Exercise aim: Using the listing beneath this task, count the lines with the word "icon" and write only the result.

Source data
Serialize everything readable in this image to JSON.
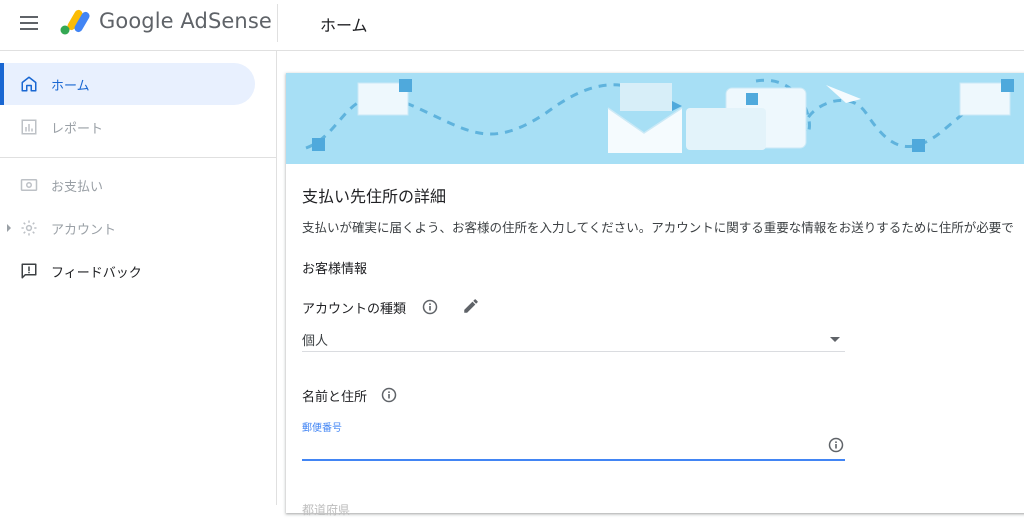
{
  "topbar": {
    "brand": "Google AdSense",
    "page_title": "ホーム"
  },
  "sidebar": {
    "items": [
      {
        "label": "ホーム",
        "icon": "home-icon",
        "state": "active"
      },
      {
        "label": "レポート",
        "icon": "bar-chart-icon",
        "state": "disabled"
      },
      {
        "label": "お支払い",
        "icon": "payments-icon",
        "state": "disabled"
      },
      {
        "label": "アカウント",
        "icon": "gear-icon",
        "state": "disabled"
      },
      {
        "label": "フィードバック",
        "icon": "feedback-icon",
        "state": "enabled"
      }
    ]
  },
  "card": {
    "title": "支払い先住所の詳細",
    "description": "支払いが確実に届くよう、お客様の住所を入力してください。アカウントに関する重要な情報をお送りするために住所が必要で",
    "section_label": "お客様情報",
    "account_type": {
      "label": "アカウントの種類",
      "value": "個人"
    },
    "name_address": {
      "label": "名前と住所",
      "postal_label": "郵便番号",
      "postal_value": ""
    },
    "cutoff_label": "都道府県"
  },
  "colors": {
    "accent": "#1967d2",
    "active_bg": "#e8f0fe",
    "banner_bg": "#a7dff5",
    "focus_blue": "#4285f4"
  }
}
==
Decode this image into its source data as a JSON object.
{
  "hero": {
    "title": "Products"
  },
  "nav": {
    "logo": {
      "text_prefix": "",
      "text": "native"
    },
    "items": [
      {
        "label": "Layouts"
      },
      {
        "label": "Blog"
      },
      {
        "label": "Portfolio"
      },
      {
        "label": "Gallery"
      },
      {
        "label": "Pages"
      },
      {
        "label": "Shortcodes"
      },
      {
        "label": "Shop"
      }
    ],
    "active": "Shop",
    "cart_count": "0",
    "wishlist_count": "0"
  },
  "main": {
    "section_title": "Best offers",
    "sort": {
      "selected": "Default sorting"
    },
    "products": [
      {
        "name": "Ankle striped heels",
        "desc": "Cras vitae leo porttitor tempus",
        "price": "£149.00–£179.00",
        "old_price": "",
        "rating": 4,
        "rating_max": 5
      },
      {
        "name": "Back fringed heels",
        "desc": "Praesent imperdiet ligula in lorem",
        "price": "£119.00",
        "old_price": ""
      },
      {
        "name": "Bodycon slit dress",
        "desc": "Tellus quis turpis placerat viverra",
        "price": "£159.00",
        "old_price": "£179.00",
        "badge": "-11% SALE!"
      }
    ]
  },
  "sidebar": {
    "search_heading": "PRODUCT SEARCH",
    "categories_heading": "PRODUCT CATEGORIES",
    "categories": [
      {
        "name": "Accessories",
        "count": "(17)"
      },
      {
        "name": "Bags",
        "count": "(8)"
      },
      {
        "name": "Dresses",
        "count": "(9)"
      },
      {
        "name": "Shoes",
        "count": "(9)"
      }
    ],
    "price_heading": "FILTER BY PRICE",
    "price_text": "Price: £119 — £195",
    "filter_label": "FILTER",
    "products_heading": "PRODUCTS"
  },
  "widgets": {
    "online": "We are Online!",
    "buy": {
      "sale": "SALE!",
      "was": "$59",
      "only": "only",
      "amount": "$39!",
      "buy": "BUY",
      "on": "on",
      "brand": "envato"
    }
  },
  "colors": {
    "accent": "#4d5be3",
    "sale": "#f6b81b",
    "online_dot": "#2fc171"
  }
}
---
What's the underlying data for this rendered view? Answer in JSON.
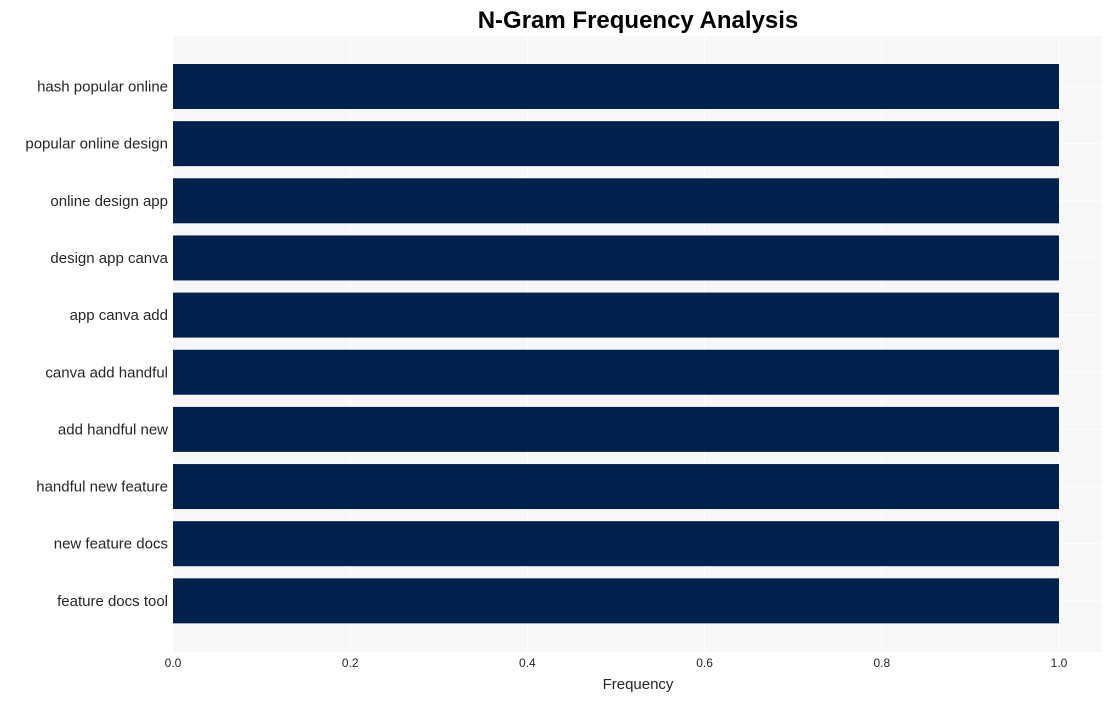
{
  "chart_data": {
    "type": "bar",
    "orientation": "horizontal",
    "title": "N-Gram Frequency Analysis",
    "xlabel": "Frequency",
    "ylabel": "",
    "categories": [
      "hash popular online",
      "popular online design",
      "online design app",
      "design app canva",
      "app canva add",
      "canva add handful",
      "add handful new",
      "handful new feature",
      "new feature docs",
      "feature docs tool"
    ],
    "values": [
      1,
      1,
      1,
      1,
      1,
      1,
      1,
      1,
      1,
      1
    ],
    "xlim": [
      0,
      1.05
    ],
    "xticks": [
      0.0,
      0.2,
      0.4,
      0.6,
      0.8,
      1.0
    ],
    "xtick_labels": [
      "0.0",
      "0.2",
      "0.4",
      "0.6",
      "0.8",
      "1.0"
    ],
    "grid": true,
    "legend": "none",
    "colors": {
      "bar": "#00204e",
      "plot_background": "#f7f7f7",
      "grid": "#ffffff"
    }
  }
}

Task response: 5